• AIM OF THE EXERCISE
Check every line below for the word "color" and copy each one that has it.

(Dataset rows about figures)
★ ★ ★
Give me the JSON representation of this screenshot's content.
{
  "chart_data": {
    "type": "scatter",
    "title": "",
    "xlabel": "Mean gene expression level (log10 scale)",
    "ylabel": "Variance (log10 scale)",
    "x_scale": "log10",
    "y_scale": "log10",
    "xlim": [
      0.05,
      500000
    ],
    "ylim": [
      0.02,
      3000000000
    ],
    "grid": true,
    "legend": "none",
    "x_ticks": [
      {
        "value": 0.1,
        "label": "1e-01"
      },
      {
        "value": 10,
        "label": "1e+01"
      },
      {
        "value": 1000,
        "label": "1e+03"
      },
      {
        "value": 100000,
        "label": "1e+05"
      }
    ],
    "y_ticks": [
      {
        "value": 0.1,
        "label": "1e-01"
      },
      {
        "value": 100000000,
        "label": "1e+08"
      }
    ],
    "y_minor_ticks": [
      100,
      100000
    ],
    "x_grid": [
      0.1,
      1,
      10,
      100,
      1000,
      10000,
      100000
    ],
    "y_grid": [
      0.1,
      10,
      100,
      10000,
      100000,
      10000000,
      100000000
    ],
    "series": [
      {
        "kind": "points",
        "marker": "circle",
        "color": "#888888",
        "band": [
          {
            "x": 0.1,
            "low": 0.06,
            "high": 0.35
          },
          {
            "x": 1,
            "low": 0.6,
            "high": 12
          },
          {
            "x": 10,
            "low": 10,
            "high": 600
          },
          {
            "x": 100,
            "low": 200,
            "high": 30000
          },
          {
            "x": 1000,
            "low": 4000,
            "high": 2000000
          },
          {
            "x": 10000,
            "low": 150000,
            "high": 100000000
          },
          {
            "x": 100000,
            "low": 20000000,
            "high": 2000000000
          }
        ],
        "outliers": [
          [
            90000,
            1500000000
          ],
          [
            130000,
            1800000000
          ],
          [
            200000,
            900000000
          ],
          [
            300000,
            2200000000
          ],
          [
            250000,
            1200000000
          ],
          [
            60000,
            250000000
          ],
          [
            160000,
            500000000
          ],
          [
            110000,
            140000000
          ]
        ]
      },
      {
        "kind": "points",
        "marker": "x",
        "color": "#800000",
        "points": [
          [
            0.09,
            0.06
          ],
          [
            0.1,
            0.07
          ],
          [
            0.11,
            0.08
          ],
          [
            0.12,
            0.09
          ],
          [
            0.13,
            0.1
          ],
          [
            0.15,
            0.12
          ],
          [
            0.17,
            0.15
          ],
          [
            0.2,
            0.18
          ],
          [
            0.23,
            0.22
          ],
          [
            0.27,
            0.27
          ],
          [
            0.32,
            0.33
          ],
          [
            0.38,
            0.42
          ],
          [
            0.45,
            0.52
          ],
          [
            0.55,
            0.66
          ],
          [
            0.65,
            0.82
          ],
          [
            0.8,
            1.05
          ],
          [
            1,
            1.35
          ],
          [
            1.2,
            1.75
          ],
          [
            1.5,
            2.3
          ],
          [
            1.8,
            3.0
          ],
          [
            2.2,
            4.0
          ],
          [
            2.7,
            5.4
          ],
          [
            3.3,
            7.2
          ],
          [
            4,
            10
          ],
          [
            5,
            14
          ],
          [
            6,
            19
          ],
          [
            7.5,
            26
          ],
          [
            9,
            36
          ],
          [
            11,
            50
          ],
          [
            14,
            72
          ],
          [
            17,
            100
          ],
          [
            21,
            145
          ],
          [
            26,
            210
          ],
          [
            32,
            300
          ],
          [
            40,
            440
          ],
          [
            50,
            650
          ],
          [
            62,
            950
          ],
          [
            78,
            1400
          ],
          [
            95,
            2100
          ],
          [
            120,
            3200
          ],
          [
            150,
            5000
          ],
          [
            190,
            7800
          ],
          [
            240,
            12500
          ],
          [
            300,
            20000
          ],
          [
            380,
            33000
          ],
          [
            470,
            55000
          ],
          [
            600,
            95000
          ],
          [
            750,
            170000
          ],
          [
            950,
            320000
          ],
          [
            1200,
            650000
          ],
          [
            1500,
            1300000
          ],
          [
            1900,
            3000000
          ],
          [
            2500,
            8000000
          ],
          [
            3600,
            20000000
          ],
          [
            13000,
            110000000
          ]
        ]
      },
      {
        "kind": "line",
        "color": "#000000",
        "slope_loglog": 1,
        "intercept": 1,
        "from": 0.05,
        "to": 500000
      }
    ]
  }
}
★ ★ ★
• YOUR RESPONSE
        "color": "#888888",
        "color": "#800000",
        "color": "#000000",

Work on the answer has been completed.